>>>

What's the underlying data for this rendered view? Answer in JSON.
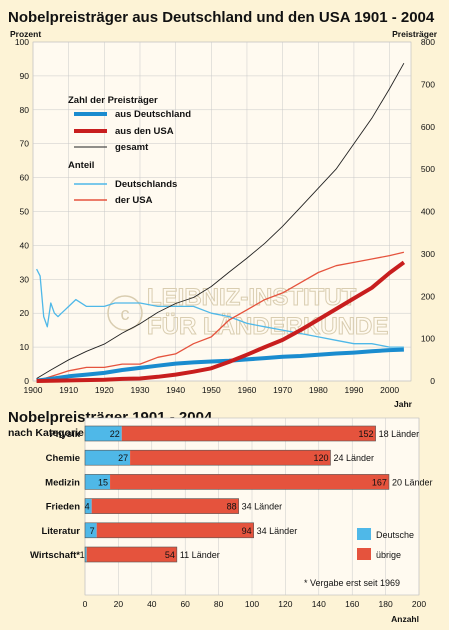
{
  "colors": {
    "background": "#fdf3d6",
    "plot_bg": "#fffaf0",
    "germany_thick": "#1a8ccf",
    "usa_thick": "#c81e1e",
    "total": "#222222",
    "germany_share": "#4fb8e8",
    "usa_share": "#e5533d",
    "bar_germany": "#4fb8e8",
    "bar_other": "#e5533d",
    "grid": "#c9c9c9"
  },
  "watermark": {
    "line1": "LEIBNIZ-INSTITUT",
    "line2": "FÜR LÄNDERKUNDE"
  },
  "chart_data": [
    {
      "type": "line",
      "title": "Nobelpreisträger aus Deutschland und den USA 1901 - 2004",
      "left_axis_label": "Prozent",
      "right_axis_label": "Preisträger",
      "xlabel": "Jahr",
      "xlim": [
        1900,
        2006
      ],
      "ylim_left": [
        0,
        100
      ],
      "ylim_right": [
        0,
        800
      ],
      "x_ticks": [
        1900,
        1910,
        1920,
        1930,
        1940,
        1950,
        1960,
        1970,
        1980,
        1990,
        2000
      ],
      "y_ticks_left": [
        0,
        10,
        20,
        30,
        40,
        50,
        60,
        70,
        80,
        90,
        100
      ],
      "y_ticks_right": [
        0,
        100,
        200,
        300,
        400,
        500,
        600,
        700,
        800
      ],
      "grid": true,
      "legend": {
        "group1_title": "Zahl der Preisträger",
        "group1_items": [
          "aus Deutschland",
          "aus den USA",
          "gesamt"
        ],
        "group2_title": "Anteil",
        "group2_items": [
          "Deutschlands",
          "der USA"
        ]
      },
      "series": [
        {
          "name": "aus Deutschland",
          "axis": "right",
          "x": [
            1901,
            1905,
            1910,
            1915,
            1920,
            1925,
            1930,
            1935,
            1940,
            1945,
            1950,
            1955,
            1960,
            1965,
            1970,
            1975,
            1980,
            1985,
            1990,
            1995,
            2000,
            2004
          ],
          "values": [
            1,
            5,
            11,
            15,
            19,
            26,
            31,
            36,
            41,
            44,
            46,
            48,
            51,
            54,
            57,
            59,
            62,
            65,
            67,
            70,
            73,
            74
          ]
        },
        {
          "name": "aus den USA",
          "axis": "right",
          "x": [
            1901,
            1907,
            1912,
            1920,
            1925,
            1930,
            1935,
            1940,
            1945,
            1950,
            1955,
            1960,
            1965,
            1970,
            1975,
            1980,
            1985,
            1990,
            1995,
            2000,
            2004
          ],
          "values": [
            0,
            1,
            2,
            3,
            5,
            6,
            10,
            15,
            22,
            30,
            45,
            62,
            80,
            97,
            120,
            145,
            170,
            195,
            220,
            255,
            280
          ]
        },
        {
          "name": "gesamt",
          "axis": "right",
          "x": [
            1901,
            1905,
            1910,
            1915,
            1920,
            1925,
            1930,
            1935,
            1940,
            1945,
            1950,
            1955,
            1960,
            1965,
            1970,
            1975,
            1980,
            1985,
            1990,
            1995,
            2000,
            2004
          ],
          "values": [
            6,
            26,
            50,
            70,
            87,
            113,
            135,
            162,
            183,
            197,
            223,
            257,
            290,
            325,
            365,
            410,
            455,
            500,
            560,
            620,
            690,
            750
          ]
        },
        {
          "name": "Deutschlands",
          "axis": "left",
          "x": [
            1901,
            1902,
            1903,
            1904,
            1905,
            1906,
            1907,
            1908,
            1909,
            1910,
            1912,
            1915,
            1918,
            1920,
            1923,
            1925,
            1928,
            1930,
            1935,
            1940,
            1945,
            1950,
            1955,
            1960,
            1965,
            1970,
            1975,
            1980,
            1985,
            1990,
            1995,
            2000,
            2004
          ],
          "values": [
            33,
            31,
            19,
            16,
            23,
            20,
            19,
            20,
            21,
            22,
            24,
            22,
            22,
            22,
            23,
            23,
            23,
            23,
            22,
            22,
            22,
            20,
            19,
            17,
            16,
            15,
            14,
            13,
            12,
            11,
            11,
            10,
            10
          ]
        },
        {
          "name": "der USA",
          "axis": "left",
          "x": [
            1901,
            1907,
            1910,
            1915,
            1920,
            1925,
            1930,
            1935,
            1940,
            1945,
            1950,
            1955,
            1960,
            1965,
            1970,
            1975,
            1980,
            1985,
            1990,
            1995,
            2000,
            2004
          ],
          "values": [
            0,
            2,
            3,
            4,
            4,
            5,
            5,
            7,
            8,
            11,
            13,
            18,
            21,
            24,
            26,
            29,
            32,
            34,
            35,
            36,
            37,
            38
          ]
        }
      ]
    },
    {
      "type": "bar",
      "title": "Nobelpreisträger 1901 - 2004",
      "subtitle": "nach Kategorien",
      "xlabel": "Anzahl",
      "xlim": [
        0,
        200
      ],
      "x_ticks": [
        0,
        20,
        40,
        60,
        80,
        100,
        120,
        140,
        160,
        180,
        200
      ],
      "grid": true,
      "categories": [
        "Physik",
        "Chemie",
        "Medizin",
        "Frieden",
        "Literatur",
        "Wirtschaft*"
      ],
      "series": [
        {
          "name": "Deutsche",
          "values": [
            22,
            27,
            15,
            4,
            7,
            1
          ]
        },
        {
          "name": "übrige",
          "values": [
            152,
            120,
            167,
            88,
            94,
            54
          ]
        }
      ],
      "country_labels": [
        "18 Länder",
        "24 Länder",
        "20 Länder",
        "34 Länder",
        "34 Länder",
        "11 Länder"
      ],
      "legend": [
        "Deutsche",
        "übrige"
      ],
      "footnote": "* Vergabe erst seit 1969"
    }
  ]
}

<<<

### Your goal
Restate the data above word for word. Do not include the images.

### Result for this exercise
What's the underlying data for this rendered view? Answer in JSON.
{
  "colors": {
    "background": "#fdf3d6",
    "plot_bg": "#fffaf0",
    "germany_thick": "#1a8ccf",
    "usa_thick": "#c81e1e",
    "total": "#222222",
    "germany_share": "#4fb8e8",
    "usa_share": "#e5533d",
    "bar_germany": "#4fb8e8",
    "bar_other": "#e5533d",
    "grid": "#c9c9c9"
  },
  "watermark": {
    "line1": "LEIBNIZ-INSTITUT",
    "line2": "FÜR LÄNDERKUNDE"
  },
  "chart_data": [
    {
      "type": "line",
      "title": "Nobelpreisträger aus Deutschland und den USA 1901 - 2004",
      "left_axis_label": "Prozent",
      "right_axis_label": "Preisträger",
      "xlabel": "Jahr",
      "xlim": [
        1900,
        2006
      ],
      "ylim_left": [
        0,
        100
      ],
      "ylim_right": [
        0,
        800
      ],
      "x_ticks": [
        1900,
        1910,
        1920,
        1930,
        1940,
        1950,
        1960,
        1970,
        1980,
        1990,
        2000
      ],
      "y_ticks_left": [
        0,
        10,
        20,
        30,
        40,
        50,
        60,
        70,
        80,
        90,
        100
      ],
      "y_ticks_right": [
        0,
        100,
        200,
        300,
        400,
        500,
        600,
        700,
        800
      ],
      "grid": true,
      "legend": {
        "group1_title": "Zahl der Preisträger",
        "group1_items": [
          "aus Deutschland",
          "aus den USA",
          "gesamt"
        ],
        "group2_title": "Anteil",
        "group2_items": [
          "Deutschlands",
          "der USA"
        ]
      },
      "series": [
        {
          "name": "aus Deutschland",
          "axis": "right",
          "x": [
            1901,
            1905,
            1910,
            1915,
            1920,
            1925,
            1930,
            1935,
            1940,
            1945,
            1950,
            1955,
            1960,
            1965,
            1970,
            1975,
            1980,
            1985,
            1990,
            1995,
            2000,
            2004
          ],
          "values": [
            1,
            5,
            11,
            15,
            19,
            26,
            31,
            36,
            41,
            44,
            46,
            48,
            51,
            54,
            57,
            59,
            62,
            65,
            67,
            70,
            73,
            74
          ]
        },
        {
          "name": "aus den USA",
          "axis": "right",
          "x": [
            1901,
            1907,
            1912,
            1920,
            1925,
            1930,
            1935,
            1940,
            1945,
            1950,
            1955,
            1960,
            1965,
            1970,
            1975,
            1980,
            1985,
            1990,
            1995,
            2000,
            2004
          ],
          "values": [
            0,
            1,
            2,
            3,
            5,
            6,
            10,
            15,
            22,
            30,
            45,
            62,
            80,
            97,
            120,
            145,
            170,
            195,
            220,
            255,
            280
          ]
        },
        {
          "name": "gesamt",
          "axis": "right",
          "x": [
            1901,
            1905,
            1910,
            1915,
            1920,
            1925,
            1930,
            1935,
            1940,
            1945,
            1950,
            1955,
            1960,
            1965,
            1970,
            1975,
            1980,
            1985,
            1990,
            1995,
            2000,
            2004
          ],
          "values": [
            6,
            26,
            50,
            70,
            87,
            113,
            135,
            162,
            183,
            197,
            223,
            257,
            290,
            325,
            365,
            410,
            455,
            500,
            560,
            620,
            690,
            750
          ]
        },
        {
          "name": "Deutschlands",
          "axis": "left",
          "x": [
            1901,
            1902,
            1903,
            1904,
            1905,
            1906,
            1907,
            1908,
            1909,
            1910,
            1912,
            1915,
            1918,
            1920,
            1923,
            1925,
            1928,
            1930,
            1935,
            1940,
            1945,
            1950,
            1955,
            1960,
            1965,
            1970,
            1975,
            1980,
            1985,
            1990,
            1995,
            2000,
            2004
          ],
          "values": [
            33,
            31,
            19,
            16,
            23,
            20,
            19,
            20,
            21,
            22,
            24,
            22,
            22,
            22,
            23,
            23,
            23,
            23,
            22,
            22,
            22,
            20,
            19,
            17,
            16,
            15,
            14,
            13,
            12,
            11,
            11,
            10,
            10
          ]
        },
        {
          "name": "der USA",
          "axis": "left",
          "x": [
            1901,
            1907,
            1910,
            1915,
            1920,
            1925,
            1930,
            1935,
            1940,
            1945,
            1950,
            1955,
            1960,
            1965,
            1970,
            1975,
            1980,
            1985,
            1990,
            1995,
            2000,
            2004
          ],
          "values": [
            0,
            2,
            3,
            4,
            4,
            5,
            5,
            7,
            8,
            11,
            13,
            18,
            21,
            24,
            26,
            29,
            32,
            34,
            35,
            36,
            37,
            38
          ]
        }
      ]
    },
    {
      "type": "bar",
      "title": "Nobelpreisträger 1901 - 2004",
      "subtitle": "nach Kategorien",
      "xlabel": "Anzahl",
      "xlim": [
        0,
        200
      ],
      "x_ticks": [
        0,
        20,
        40,
        60,
        80,
        100,
        120,
        140,
        160,
        180,
        200
      ],
      "grid": true,
      "categories": [
        "Physik",
        "Chemie",
        "Medizin",
        "Frieden",
        "Literatur",
        "Wirtschaft*"
      ],
      "series": [
        {
          "name": "Deutsche",
          "values": [
            22,
            27,
            15,
            4,
            7,
            1
          ]
        },
        {
          "name": "übrige",
          "values": [
            152,
            120,
            167,
            88,
            94,
            54
          ]
        }
      ],
      "country_labels": [
        "18 Länder",
        "24 Länder",
        "20 Länder",
        "34 Länder",
        "34 Länder",
        "11 Länder"
      ],
      "legend": [
        "Deutsche",
        "übrige"
      ],
      "footnote": "* Vergabe erst seit 1969"
    }
  ]
}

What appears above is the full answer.